**SHORT PROBLEM**. All lines below must be repeated exactly, with the pictures omitted.

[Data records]
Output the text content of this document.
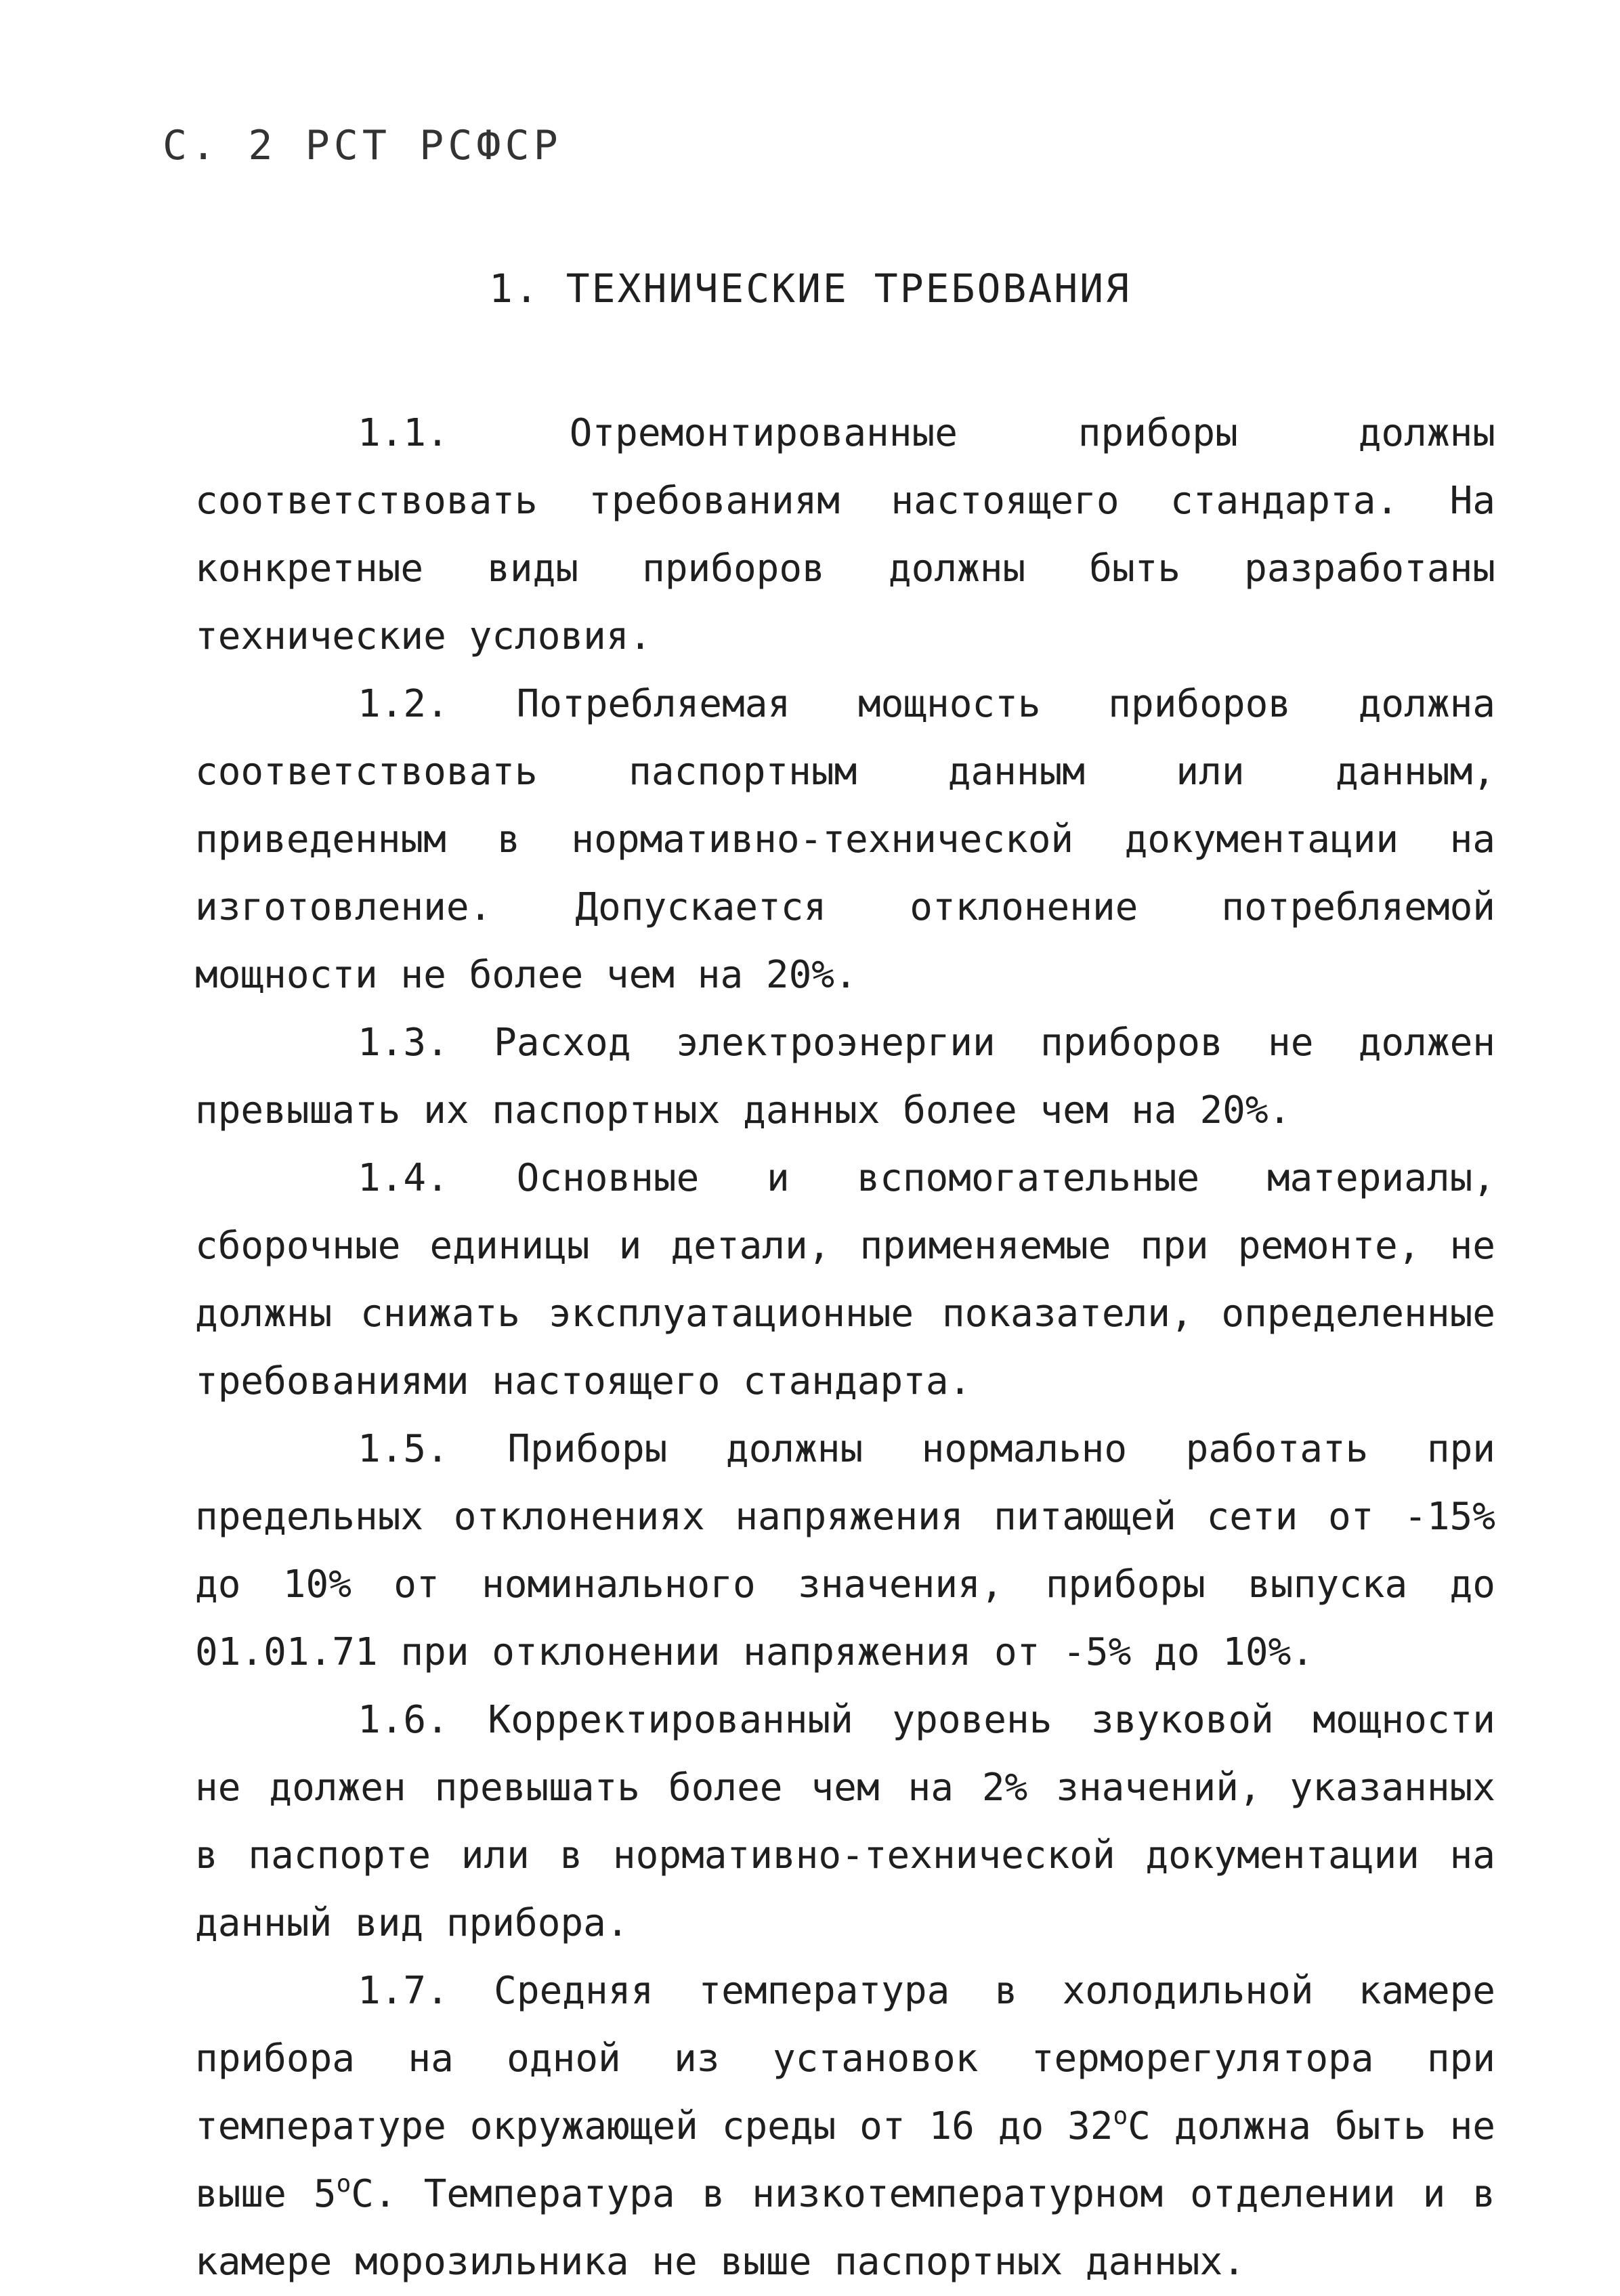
С. 2 РСТ РСФСР
1. ТЕХНИЧЕСКИЕ ТРЕБОВАНИЯ

1.1. Отремонтированные приборы должны соответствовать требованиям настоящего стандарта. На конкретные виды приборов должны быть разработаны технические условия.

1.2. Потребляемая мощность приборов должна соответствовать паспортным данным или данным, приведенным в нормативно-технической документации на изготовление. Допускается отклонение потребляемой мощности не более чем на 20%.

1.3. Расход электроэнергии приборов не должен превышать их паспортных данных более чем на 20%.

1.4. Основные и вспомогательные материалы, сборочные единицы и детали, применяемые при ремонте, не должны снижать эксплуатационные показатели, определенные требованиями настоящего стандарта.

1.5. Приборы должны нормально работать при предельных отклонениях напряжения питающей сети от -15% до 10% от номинального значения, приборы выпуска до 01.01.71 при отклонении напряжения от -5% до 10%.

1.6. Корректированный уровень звуковой мощности не должен превышать более чем на 2% значений, указанных в паспорте или в нормативно-технической документации на данный вид прибора.

1.7. Средняя температура в холодильной камере прибора на одной из установок терморегулятора при температуре окружающей среды от 16 до 32$^o$С должна быть не выше 5$^o$С. Температура в низкотемпературном отделении и в камере морозильника не выше паспортных данных.
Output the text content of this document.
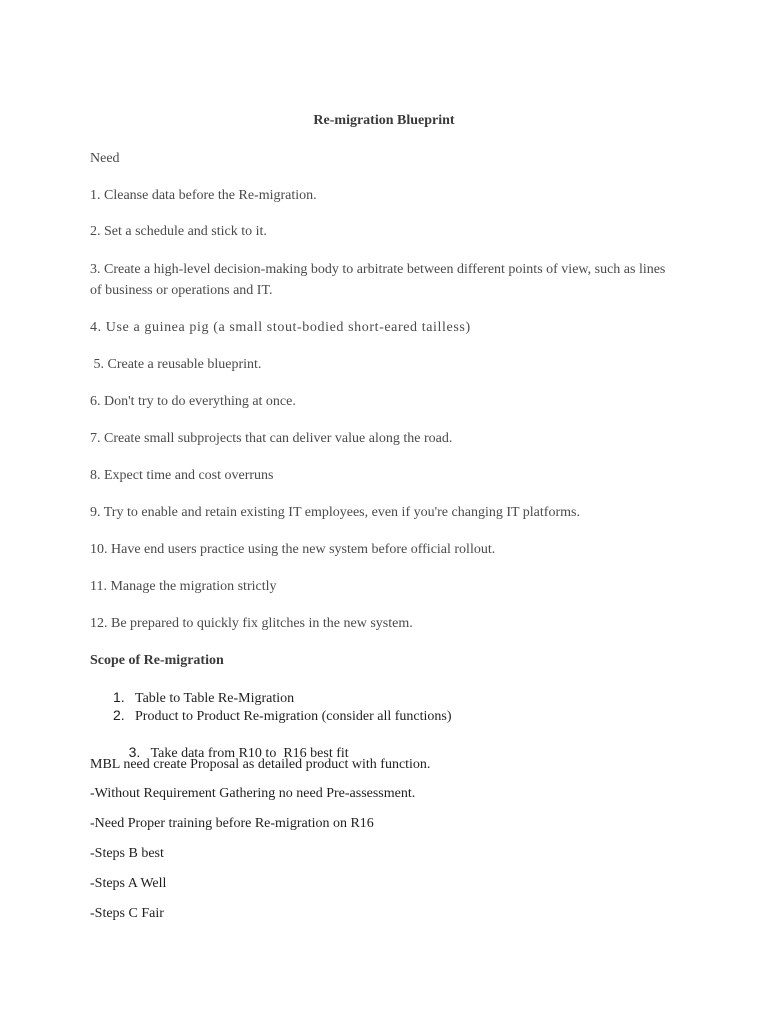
Re-migration Blueprint
Need
1. Cleanse data before the Re-migration.
2. Set a schedule and stick to it.
3. Create a high-level decision-making body to arbitrate between different points of view, such as lines of business or operations and IT.
4. Use a guinea pig (a small stout-bodied short-eared tailless)
5. Create a reusable blueprint.
6. Don't try to do everything at once.
7. Create small subprojects that can deliver value along the road.
8. Expect time and cost overruns
9. Try to enable and retain existing IT employees, even if you're changing IT platforms.
10. Have end users practice using the new system before official rollout.
11. Manage the migration strictly
12. Be prepared to quickly fix glitches in the new system.
Scope of Re-migration
1. Table to Table Re-Migration
2. Product to Product Re-migration (consider all functions)

3. Take data from R10 to  R16 best fit

MBL need create Proposal as detailed product with function.
-Without Requirement Gathering no need Pre-assessment.
-Need Proper training before Re-migration on R16
-Steps B best
-Steps A Well
-Steps C Fair
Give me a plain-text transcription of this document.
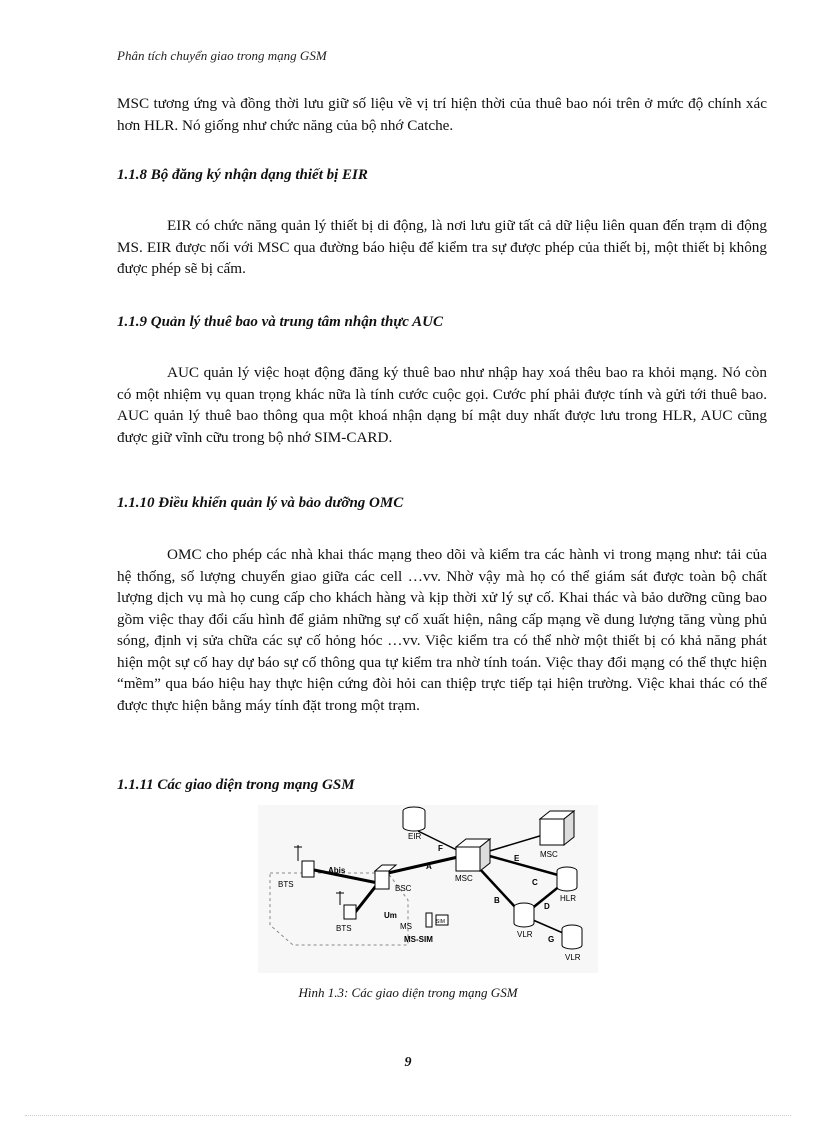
Phân tích chuyển giao trong mạng GSM

MSC tương ứng và đồng thời lưu giữ số liệu về vị trí hiện thời của thuê bao nói trên ở mức độ chính xác hơn HLR. Nó giống như chức năng của bộ nhớ Catche.

1.1.8 Bộ đăng ký nhận dạng thiết bị EIR

EIR có chức năng quản lý thiết bị di động, là nơi lưu giữ tất cả dữ liệu liên quan đến trạm di động MS. EIR được nối với MSC qua đường báo hiệu để kiểm tra sự được phép của thiết bị, một thiết bị không được phép sẽ bị cấm.

1.1.9 Quản lý thuê bao và trung tâm nhận thực AUC

AUC quản lý việc hoạt động đăng ký thuê bao như nhập hay xoá thêu bao ra khỏi mạng. Nó còn có một nhiệm vụ quan trọng khác nữa là tính cước cuộc gọi. Cước phí phải được tính và gửi tới thuê bao. AUC quản lý thuê bao thông qua một khoá nhận dạng bí mật duy nhất được lưu trong HLR, AUC cũng được giữ vĩnh cữu trong bộ nhớ SIM-CARD.

1.1.10 Điều khiển quản lý và bảo dưỡng OMC

OMC cho phép các nhà khai thác mạng theo dõi và kiểm tra các hành vi trong mạng như: tải của hệ thống, số lượng chuyển giao giữa các cell …vv. Nhờ vậy mà họ có thể giám sát được toàn bộ chất lượng dịch vụ mà họ cung cấp cho khách hàng và kịp thời xử lý sự cố. Khai thác và bảo dưỡng cũng bao gồm việc thay đổi cấu hình để giảm những sự cố xuất hiện, nâng cấp mạng về dung lượng tăng vùng phủ sóng, định vị sửa chữa các sự cố hỏng hóc …vv. Việc kiểm tra có thể nhờ một thiết bị có khả năng phát hiện một sự cố hay dự báo sự cố thông qua tự kiểm tra nhờ tính toán. Việc thay đổi mạng có thể thực hiện “mềm” qua báo hiệu hay thực hiện cứng đòi hỏi can thiệp trực tiếp tại hiện trường. Việc khai thác có thể được thực hiện bằng máy tính đặt trong một trạm.

1.1.11 Các giao diện trong mạng GSM
EIR
MSC
MSC
HLR
VLR
VLR
BSC
BTS
BTS	MS	SIM
MS-SIM
Abis
Um
A
F
E
B
C
D
G
Hình 1.3: Các giao diện trong mạng GSM
9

**ANSWER TO THIS TASK**.
Output the text content of this document.
С. 2 РСТ РСФСР
1. ТЕХНИЧЕСКИЕ ТРЕБОВАНИЯ

1.1. Отремонтированные приборы должны соответствовать требованиям настоящего стандарта. На конкретные виды приборов должны быть разработаны технические условия.

1.2. Потребляемая мощность приборов должна соответствовать паспортным данным или данным, приведенным в нормативно-технической документации на изготовление. Допускается отклонение потребляемой мощности не более чем на 20%.

1.3. Расход электроэнергии приборов не должен превышать их паспортных данных более чем на 20%.

1.4. Основные и вспомогательные материалы, сборочные единицы и детали, применяемые при ремонте, не должны снижать эксплуатационные показатели, определенные требованиями настоящего стандарта.

1.5. Приборы должны нормально работать при предельных отклонениях напряжения питающей сети от -15% до 10% от номинального значения, приборы выпуска до 01.01.71 при отклонении напряжения от -5% до 10%.

1.6. Корректированный уровень звуковой мощности не должен превышать более чем на 2% значений, указанных в паспорте или в нормативно-технической документации на данный вид прибора.

1.7. Средняя температура в холодильной камере прибора на одной из установок терморегулятора при температуре окружающей среды от 16 до 32$^o$С должна быть не выше 5$^o$С. Температура в низкотемпературном отделении и в камере морозильника не выше паспортных данных.
Output the text content of this document.
Re-migration Blueprint
Need
1. Cleanse data before the Re-migration.
2. Set a schedule and stick to it.
3. Create a high-level decision-making body to arbitrate between different points of view, such as lines of business or operations and IT.
4. Use a guinea pig (a small stout-bodied short-eared tailless)
5. Create a reusable blueprint.
6. Don't try to do everything at once.
7. Create small subprojects that can deliver value along the road.
8. Expect time and cost overruns
9. Try to enable and retain existing IT employees, even if you're changing IT platforms.
10. Have end users practice using the new system before official rollout.
11. Manage the migration strictly
12. Be prepared to quickly fix glitches in the new system.
Scope of Re-migration
1. Table to Table Re-Migration
2. Product to Product Re-migration (consider all functions)

3. Take data from R10 to  R16 best fit

MBL need create Proposal as detailed product with function.
-Without Requirement Gathering no need Pre-assessment.
-Need Proper training before Re-migration on R16
-Steps B best
-Steps A Well
-Steps C Fair
Give me a plain-text transcription of this document.
Phân tích chuyển giao trong mạng GSM

MSC tương ứng và đồng thời lưu giữ số liệu về vị trí hiện thời của thuê bao nói trên ở mức độ chính xác hơn HLR. Nó giống như chức năng của bộ nhớ Catche.

1.1.8 Bộ đăng ký nhận dạng thiết bị EIR

EIR có chức năng quản lý thiết bị di động, là nơi lưu giữ tất cả dữ liệu liên quan đến trạm di động MS. EIR được nối với MSC qua đường báo hiệu để kiểm tra sự được phép của thiết bị, một thiết bị không được phép sẽ bị cấm.

1.1.9 Quản lý thuê bao và trung tâm nhận thực AUC

AUC quản lý việc hoạt động đăng ký thuê bao như nhập hay xoá thêu bao ra khỏi mạng. Nó còn có một nhiệm vụ quan trọng khác nữa là tính cước cuộc gọi. Cước phí phải được tính và gửi tới thuê bao. AUC quản lý thuê bao thông qua một khoá nhận dạng bí mật duy nhất được lưu trong HLR, AUC cũng được giữ vĩnh cữu trong bộ nhớ SIM-CARD.

1.1.10 Điều khiển quản lý và bảo dưỡng OMC

OMC cho phép các nhà khai thác mạng theo dõi và kiểm tra các hành vi trong mạng như: tải của hệ thống, số lượng chuyển giao giữa các cell …vv. Nhờ vậy mà họ có thể giám sát được toàn bộ chất lượng dịch vụ mà họ cung cấp cho khách hàng và kịp thời xử lý sự cố. Khai thác và bảo dưỡng cũng bao gồm việc thay đổi cấu hình để giảm những sự cố xuất hiện, nâng cấp mạng về dung lượng tăng vùng phủ sóng, định vị sửa chữa các sự cố hỏng hóc …vv. Việc kiểm tra có thể nhờ một thiết bị có khả năng phát hiện một sự cố hay dự báo sự cố thông qua tự kiểm tra nhờ tính toán. Việc thay đổi mạng có thể thực hiện “mềm” qua báo hiệu hay thực hiện cứng đòi hỏi can thiệp trực tiếp tại hiện trường. Việc khai thác có thể được thực hiện bằng máy tính đặt trong một trạm.

1.1.11 Các giao diện trong mạng GSM
EIR
MSC
MSC
HLR
VLR
VLR
BSC
BTS
BTS	MS	SIM
MS-SIM
Abis
Um
A
F
E
B
C
D
G
Hình 1.3: Các giao diện trong mạng GSM
9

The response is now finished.